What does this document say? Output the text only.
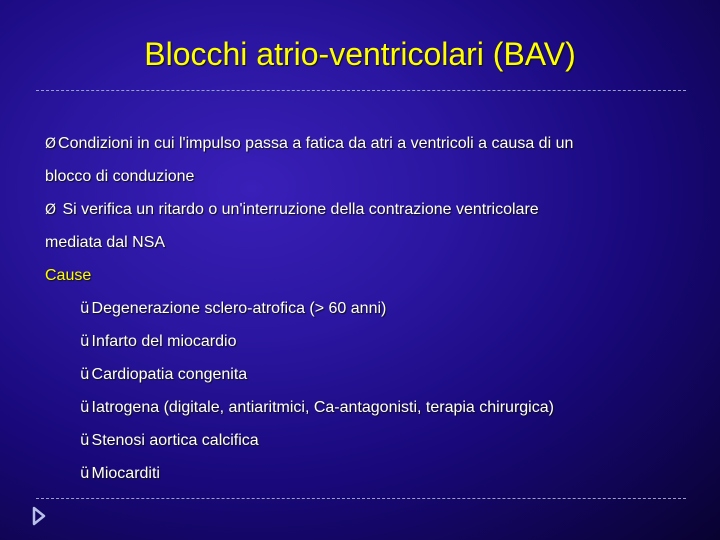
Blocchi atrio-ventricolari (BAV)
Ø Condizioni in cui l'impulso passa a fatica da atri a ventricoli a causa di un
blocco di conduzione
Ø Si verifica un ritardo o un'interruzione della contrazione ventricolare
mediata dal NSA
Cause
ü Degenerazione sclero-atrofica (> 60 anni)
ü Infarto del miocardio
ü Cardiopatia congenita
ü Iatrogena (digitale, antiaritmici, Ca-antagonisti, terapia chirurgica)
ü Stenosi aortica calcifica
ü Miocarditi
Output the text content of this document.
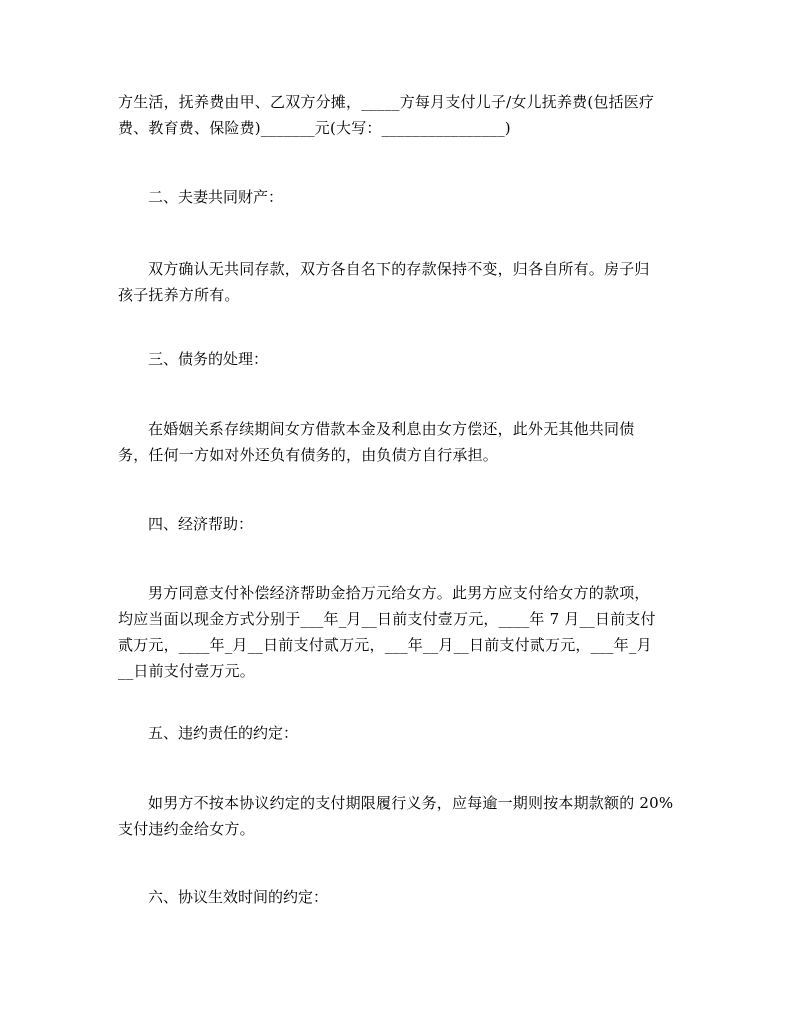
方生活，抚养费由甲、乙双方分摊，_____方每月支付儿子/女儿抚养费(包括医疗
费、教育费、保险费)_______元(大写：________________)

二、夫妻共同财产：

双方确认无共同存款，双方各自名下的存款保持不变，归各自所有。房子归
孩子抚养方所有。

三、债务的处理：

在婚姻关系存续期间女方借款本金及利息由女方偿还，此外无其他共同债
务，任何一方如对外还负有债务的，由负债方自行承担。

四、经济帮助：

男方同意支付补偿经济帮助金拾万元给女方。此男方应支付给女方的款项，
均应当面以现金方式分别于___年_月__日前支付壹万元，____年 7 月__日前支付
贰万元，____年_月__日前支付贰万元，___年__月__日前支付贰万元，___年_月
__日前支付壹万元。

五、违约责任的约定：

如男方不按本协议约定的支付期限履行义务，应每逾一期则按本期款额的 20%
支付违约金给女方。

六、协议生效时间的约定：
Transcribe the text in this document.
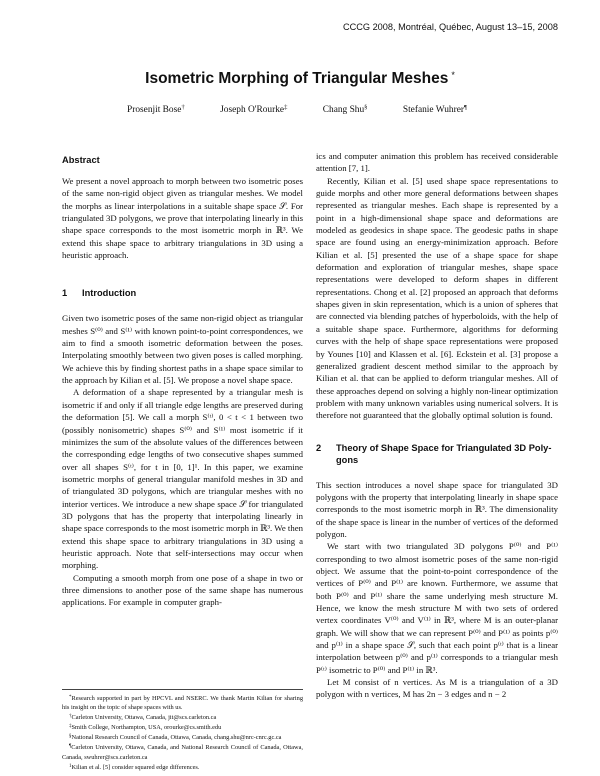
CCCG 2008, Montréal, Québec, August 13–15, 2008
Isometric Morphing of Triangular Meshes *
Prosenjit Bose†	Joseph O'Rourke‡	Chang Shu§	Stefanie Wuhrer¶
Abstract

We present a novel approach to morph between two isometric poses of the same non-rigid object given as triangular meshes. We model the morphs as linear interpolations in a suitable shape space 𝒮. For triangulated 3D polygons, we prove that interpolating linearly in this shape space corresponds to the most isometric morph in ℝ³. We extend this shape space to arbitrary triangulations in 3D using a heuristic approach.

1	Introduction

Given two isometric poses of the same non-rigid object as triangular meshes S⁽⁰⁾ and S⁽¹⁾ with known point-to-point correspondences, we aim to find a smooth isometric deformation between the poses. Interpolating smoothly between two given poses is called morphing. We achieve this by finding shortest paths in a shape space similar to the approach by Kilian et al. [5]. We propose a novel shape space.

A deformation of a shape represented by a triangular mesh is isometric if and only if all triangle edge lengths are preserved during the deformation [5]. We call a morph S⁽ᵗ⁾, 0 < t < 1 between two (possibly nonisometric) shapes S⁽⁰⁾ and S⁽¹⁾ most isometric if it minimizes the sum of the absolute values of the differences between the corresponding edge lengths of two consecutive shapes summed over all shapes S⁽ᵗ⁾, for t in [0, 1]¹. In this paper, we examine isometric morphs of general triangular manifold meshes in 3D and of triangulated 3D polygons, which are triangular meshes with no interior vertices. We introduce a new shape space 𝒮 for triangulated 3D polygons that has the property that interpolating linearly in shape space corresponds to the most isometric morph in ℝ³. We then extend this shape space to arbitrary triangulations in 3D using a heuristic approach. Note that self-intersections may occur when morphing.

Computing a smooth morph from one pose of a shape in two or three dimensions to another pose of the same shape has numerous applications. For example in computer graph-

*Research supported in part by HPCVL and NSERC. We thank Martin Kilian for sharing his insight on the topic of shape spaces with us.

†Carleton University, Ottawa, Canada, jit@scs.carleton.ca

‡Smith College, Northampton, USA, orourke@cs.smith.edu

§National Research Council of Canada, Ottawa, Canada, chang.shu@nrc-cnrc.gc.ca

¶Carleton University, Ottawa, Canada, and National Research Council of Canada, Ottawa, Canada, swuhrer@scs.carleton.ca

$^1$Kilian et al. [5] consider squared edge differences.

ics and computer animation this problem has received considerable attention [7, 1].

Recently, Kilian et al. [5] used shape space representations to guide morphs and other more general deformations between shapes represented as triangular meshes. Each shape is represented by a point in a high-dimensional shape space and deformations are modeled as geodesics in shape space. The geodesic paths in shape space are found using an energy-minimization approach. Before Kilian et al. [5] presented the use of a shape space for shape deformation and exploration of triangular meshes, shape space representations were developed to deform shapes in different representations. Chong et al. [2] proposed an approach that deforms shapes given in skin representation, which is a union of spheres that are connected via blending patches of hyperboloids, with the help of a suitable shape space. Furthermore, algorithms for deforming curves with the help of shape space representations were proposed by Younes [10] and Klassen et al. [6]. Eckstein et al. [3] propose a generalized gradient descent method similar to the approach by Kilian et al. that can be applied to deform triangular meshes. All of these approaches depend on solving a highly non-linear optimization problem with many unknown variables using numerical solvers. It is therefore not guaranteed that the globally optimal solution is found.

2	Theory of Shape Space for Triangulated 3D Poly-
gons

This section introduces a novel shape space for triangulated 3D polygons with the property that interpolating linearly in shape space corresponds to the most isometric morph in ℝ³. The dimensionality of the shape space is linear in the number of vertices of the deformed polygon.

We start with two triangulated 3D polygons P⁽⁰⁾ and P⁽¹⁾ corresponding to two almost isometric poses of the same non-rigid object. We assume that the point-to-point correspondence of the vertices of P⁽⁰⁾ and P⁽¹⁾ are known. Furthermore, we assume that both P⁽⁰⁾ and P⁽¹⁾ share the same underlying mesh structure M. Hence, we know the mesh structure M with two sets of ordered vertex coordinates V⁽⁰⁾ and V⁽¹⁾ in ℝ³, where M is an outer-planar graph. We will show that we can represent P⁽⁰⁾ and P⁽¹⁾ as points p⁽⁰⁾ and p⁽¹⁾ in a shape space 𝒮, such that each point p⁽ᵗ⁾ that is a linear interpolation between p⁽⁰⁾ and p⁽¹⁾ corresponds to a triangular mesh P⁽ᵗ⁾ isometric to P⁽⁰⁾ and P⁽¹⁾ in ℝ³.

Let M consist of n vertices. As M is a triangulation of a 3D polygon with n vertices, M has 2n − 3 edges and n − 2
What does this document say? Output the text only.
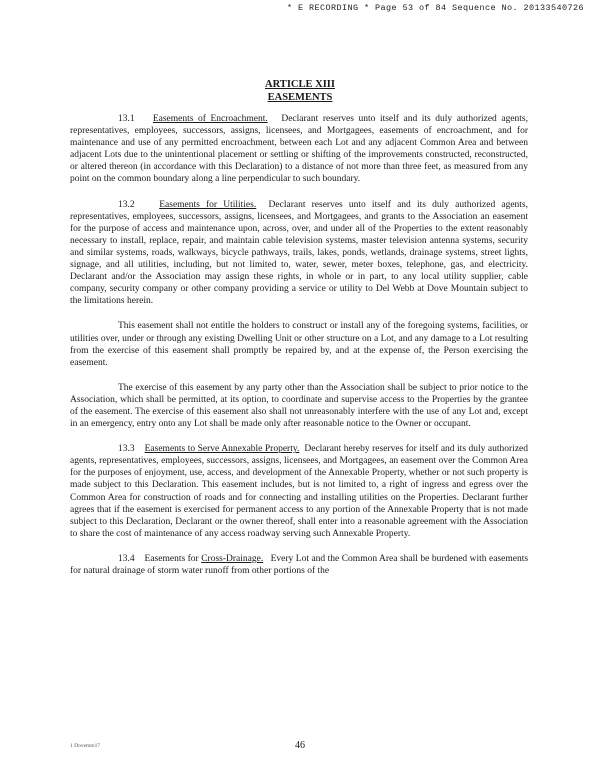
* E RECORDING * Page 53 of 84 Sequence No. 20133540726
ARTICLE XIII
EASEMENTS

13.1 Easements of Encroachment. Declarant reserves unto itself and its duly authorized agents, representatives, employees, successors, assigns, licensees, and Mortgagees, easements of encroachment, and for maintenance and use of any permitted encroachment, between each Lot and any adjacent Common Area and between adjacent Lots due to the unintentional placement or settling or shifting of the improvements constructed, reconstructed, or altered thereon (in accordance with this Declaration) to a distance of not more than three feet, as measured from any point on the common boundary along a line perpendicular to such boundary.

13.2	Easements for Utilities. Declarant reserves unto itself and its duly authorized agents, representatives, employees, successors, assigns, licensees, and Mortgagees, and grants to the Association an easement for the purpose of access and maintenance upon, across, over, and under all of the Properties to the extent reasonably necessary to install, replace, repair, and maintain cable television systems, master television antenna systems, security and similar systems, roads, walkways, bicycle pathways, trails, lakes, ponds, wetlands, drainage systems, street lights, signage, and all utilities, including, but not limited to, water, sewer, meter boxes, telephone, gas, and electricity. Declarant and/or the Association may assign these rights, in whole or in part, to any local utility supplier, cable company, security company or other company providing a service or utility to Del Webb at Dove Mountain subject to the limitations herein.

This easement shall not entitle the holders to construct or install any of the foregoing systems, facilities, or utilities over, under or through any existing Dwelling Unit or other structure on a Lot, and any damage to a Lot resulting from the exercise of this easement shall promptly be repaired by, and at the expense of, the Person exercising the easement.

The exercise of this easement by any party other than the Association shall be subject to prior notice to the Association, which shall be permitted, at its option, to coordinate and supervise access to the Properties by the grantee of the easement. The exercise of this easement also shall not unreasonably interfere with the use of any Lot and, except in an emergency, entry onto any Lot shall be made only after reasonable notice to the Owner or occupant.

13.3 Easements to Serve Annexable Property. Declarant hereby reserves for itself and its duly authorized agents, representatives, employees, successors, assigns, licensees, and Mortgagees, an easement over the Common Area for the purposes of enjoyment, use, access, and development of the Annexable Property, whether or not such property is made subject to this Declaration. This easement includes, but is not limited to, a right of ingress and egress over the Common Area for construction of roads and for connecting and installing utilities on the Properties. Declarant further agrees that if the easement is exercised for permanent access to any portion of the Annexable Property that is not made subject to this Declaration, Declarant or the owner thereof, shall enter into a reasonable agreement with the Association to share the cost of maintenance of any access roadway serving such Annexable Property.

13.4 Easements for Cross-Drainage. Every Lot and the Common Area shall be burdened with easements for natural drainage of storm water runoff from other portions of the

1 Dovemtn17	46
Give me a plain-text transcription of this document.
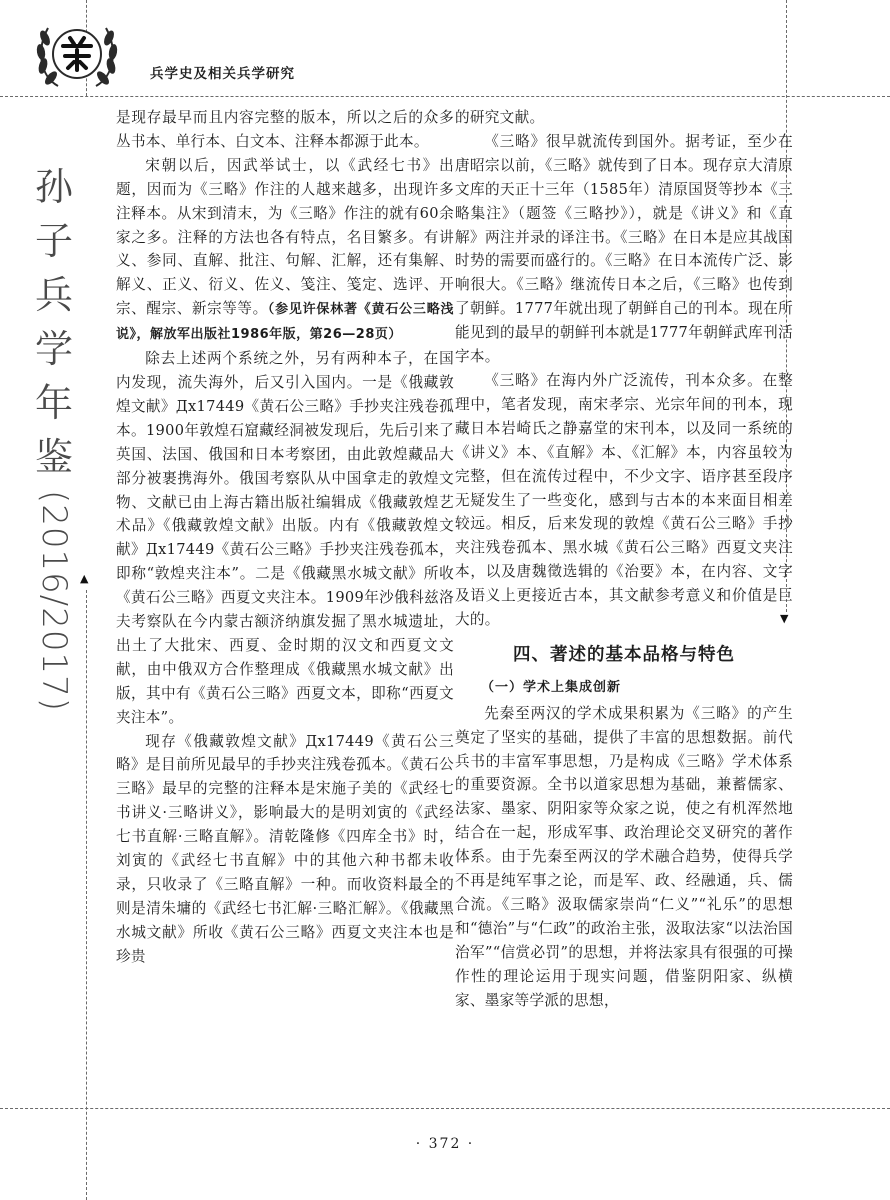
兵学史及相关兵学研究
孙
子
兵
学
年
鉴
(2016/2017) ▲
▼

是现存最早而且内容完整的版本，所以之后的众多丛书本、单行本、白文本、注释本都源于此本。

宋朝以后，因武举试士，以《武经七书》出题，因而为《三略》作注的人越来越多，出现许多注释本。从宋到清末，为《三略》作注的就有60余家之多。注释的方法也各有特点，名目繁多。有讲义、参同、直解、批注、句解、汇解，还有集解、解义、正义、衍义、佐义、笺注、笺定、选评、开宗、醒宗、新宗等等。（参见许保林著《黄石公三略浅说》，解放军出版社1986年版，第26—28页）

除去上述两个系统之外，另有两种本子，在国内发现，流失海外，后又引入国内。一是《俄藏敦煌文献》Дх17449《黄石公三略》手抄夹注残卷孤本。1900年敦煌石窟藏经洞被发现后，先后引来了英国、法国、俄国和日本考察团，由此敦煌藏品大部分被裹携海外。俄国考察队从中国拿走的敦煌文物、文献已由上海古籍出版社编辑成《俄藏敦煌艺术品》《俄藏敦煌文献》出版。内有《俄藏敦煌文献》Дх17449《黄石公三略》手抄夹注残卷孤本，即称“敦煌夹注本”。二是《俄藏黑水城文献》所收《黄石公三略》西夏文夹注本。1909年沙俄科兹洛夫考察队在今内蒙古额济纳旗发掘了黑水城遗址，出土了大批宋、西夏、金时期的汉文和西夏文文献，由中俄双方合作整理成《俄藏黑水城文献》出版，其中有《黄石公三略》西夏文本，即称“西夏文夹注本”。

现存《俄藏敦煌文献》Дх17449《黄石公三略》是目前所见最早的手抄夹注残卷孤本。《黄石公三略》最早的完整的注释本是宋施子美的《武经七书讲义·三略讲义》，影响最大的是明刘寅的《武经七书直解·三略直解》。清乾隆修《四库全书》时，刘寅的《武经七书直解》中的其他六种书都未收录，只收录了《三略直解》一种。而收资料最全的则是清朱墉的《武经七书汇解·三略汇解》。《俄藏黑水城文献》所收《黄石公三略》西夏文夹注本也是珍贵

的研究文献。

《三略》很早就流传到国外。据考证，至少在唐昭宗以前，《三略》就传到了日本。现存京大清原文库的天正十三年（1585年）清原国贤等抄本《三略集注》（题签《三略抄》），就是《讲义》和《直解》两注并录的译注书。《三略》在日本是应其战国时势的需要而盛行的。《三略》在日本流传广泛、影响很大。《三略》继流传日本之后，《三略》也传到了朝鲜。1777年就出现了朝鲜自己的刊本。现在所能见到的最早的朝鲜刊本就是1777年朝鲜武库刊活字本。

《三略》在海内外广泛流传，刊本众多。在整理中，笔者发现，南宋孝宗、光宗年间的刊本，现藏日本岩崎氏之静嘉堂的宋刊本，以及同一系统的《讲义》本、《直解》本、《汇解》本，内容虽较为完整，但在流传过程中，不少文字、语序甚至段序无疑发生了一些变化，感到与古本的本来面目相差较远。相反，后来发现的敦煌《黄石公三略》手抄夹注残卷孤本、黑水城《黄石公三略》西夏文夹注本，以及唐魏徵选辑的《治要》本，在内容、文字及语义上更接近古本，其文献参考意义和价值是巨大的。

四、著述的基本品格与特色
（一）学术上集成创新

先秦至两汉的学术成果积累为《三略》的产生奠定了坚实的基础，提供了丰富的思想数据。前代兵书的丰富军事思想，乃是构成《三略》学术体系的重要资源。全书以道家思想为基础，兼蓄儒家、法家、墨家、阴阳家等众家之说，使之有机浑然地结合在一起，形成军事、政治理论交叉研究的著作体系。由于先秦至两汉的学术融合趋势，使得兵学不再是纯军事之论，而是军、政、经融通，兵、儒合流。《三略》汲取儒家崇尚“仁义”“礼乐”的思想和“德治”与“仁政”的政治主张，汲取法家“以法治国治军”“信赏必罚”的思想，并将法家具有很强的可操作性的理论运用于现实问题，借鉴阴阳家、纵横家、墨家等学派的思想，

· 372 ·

§ INSTRUCTIONS FOR THE TASK: Pull every line holding "Council" out of the records.

§ COMPLETED TASK:
§National Research Council of Canada, Ottawa, Canada, chang.shu@nrc-cnrc.gc.ca
¶Carleton University, Ottawa, Canada, and National Research Council of Canada, Ottawa, Canada, swuhrer@scs.carleton.ca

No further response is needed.